- JOB 1:
Convert the entries below into a numbered list, starting at the first line of the entries and ending at the line that contains "footer: cc i". Leave out blank lines.

- SELECTED EXCERPT:
** START **

# Sapphire X1650 GT can't use Fan Control



## BVEsun (Jul 24, 2007)

I just download ATI Tool V0.26(c) from this website,

after i install the ati tool,
i can't find the item "fan control" in option,
which completely disappear,
can anyone help how to solve this problem?

thanks


----------



## error_f0rce (Jul 24, 2007)

BVEsun said:


> I just download ATI Tool V0.26(c) from this website,
> 
> after i install the ati tool,
> i can't find the item "fan control" in option,
> ...



I had the same problem with my Sapphire x800 GTO, when I downloaded the latest ATI tool version the fan control option dissapeared.  I went back to the previous version of ATI tool and the option came back again.  Try an earlier version??


----------



## BVEsun (Jul 24, 2007)

error_f0rce said:


> I had the same problem with my Sapphire x800 GTO, when I downloaded the latest ATI tool version the fan control option dissapeared.  I went back to the previous version of ATI tool and the option came back again.  Try an earlier version??

** END **

- MATERIAL FOR THIS TASK:
** START **

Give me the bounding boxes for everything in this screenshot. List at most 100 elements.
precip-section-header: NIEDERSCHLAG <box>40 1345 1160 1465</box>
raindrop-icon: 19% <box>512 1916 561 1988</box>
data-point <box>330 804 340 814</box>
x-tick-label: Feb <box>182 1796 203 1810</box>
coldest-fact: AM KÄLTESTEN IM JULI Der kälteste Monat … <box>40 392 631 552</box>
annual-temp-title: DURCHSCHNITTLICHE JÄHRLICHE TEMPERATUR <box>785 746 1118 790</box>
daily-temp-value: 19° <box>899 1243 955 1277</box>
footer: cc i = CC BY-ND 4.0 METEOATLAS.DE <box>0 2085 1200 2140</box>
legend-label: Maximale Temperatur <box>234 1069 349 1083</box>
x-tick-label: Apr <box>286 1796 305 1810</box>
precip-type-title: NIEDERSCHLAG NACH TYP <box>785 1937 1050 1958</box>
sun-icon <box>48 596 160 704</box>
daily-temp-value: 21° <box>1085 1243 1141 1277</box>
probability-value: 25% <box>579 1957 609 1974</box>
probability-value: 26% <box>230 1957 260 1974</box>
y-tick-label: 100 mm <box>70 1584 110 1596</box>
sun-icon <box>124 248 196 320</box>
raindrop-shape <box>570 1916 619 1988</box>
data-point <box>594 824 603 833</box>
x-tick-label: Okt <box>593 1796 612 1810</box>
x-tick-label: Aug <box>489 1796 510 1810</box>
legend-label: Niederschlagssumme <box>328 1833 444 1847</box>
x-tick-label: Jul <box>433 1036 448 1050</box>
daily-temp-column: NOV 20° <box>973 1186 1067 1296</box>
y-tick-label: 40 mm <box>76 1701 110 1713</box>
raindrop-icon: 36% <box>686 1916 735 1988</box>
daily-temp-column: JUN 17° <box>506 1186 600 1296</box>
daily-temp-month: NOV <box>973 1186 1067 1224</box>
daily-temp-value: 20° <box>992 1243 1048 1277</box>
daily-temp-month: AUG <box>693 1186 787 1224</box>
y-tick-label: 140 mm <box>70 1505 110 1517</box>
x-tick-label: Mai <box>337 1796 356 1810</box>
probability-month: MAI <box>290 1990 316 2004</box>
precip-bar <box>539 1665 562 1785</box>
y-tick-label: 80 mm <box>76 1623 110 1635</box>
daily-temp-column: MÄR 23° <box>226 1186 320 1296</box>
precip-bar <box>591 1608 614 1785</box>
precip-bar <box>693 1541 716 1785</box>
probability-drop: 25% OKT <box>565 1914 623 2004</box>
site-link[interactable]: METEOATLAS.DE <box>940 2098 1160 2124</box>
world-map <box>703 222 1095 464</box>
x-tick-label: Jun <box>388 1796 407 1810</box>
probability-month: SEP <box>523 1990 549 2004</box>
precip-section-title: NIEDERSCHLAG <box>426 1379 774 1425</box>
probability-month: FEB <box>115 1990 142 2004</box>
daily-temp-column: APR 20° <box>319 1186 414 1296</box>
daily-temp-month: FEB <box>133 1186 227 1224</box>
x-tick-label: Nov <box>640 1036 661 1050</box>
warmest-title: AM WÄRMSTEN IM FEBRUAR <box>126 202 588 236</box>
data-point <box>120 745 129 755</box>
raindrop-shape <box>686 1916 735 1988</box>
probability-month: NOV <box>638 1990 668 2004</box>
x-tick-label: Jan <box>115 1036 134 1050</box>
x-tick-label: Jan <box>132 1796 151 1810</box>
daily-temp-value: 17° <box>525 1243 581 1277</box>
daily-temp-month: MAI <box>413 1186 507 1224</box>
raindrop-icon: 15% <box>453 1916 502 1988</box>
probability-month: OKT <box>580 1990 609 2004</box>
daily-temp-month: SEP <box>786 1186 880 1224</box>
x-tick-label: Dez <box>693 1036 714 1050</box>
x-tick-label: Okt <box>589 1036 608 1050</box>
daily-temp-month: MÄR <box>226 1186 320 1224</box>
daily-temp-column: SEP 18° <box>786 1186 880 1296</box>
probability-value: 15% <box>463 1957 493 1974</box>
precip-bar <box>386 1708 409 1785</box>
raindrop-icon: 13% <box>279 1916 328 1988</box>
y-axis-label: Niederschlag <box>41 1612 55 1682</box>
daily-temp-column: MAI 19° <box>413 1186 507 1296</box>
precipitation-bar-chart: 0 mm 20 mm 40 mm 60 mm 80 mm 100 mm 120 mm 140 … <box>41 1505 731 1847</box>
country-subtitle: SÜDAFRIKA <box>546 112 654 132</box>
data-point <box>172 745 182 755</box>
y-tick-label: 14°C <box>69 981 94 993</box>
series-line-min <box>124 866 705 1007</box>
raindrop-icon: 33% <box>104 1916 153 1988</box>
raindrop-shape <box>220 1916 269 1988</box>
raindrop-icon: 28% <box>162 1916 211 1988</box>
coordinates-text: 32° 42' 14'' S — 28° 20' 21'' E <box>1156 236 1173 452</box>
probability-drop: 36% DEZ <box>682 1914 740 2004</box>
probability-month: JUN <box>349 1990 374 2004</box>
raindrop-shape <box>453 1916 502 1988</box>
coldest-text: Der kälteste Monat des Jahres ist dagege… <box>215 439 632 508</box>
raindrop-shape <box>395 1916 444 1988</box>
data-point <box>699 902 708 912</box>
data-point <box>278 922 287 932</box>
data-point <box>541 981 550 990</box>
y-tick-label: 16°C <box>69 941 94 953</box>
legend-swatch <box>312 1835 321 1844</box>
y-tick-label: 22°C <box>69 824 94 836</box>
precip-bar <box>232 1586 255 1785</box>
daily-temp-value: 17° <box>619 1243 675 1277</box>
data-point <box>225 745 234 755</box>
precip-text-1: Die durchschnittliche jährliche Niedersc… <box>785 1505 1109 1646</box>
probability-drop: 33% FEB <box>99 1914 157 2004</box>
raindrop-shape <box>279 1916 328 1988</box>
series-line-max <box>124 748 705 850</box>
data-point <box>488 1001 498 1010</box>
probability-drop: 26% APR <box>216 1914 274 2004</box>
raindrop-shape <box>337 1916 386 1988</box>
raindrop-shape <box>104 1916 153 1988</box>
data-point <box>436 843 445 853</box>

** END **

- JOB 2:
Output, word for word, the passage of the forum thread about the missing fan control option starting at "# Sapphire X1650" and ending at "solve this problem?".

- EXERCISE RESPONSE 1:
1. Give me the bounding boxes for everything in this screenshot. List at most 100 elements.
2. precip-section-header: NIEDERSCHLAG <box>40 1345 1160 1465</box>
3. raindrop-icon: 19% <box>512 1916 561 1988</box>
4. data-point <box>330 804 340 814</box>
5. x-tick-label: Feb <box>182 1796 203 1810</box>
6. coldest-fact: AM KÄLTESTEN IM JULI Der kälteste Monat … <box>40 392 631 552</box>
7. annual-temp-title: DURCHSCHNITTLICHE JÄHRLICHE TEMPERATUR <box>785 746 1118 790</box>
8. daily-temp-value: 19° <box>899 1243 955 1277</box>
9. footer: cc i = CC BY-ND 4.0 METEOATLAS.DE <box>0 2085 1200 2140</box>

- EXERCISE RESPONSE 2:
# Sapphire X1650 GT can't use Fan Control



## BVEsun (Jul 24, 2007)

I just download ATI Tool V0.26(c) from this website,

after i install the ati tool,
i can't find the item "fan control" in option,
which completely disappear,
can anyone help how to solve this problem?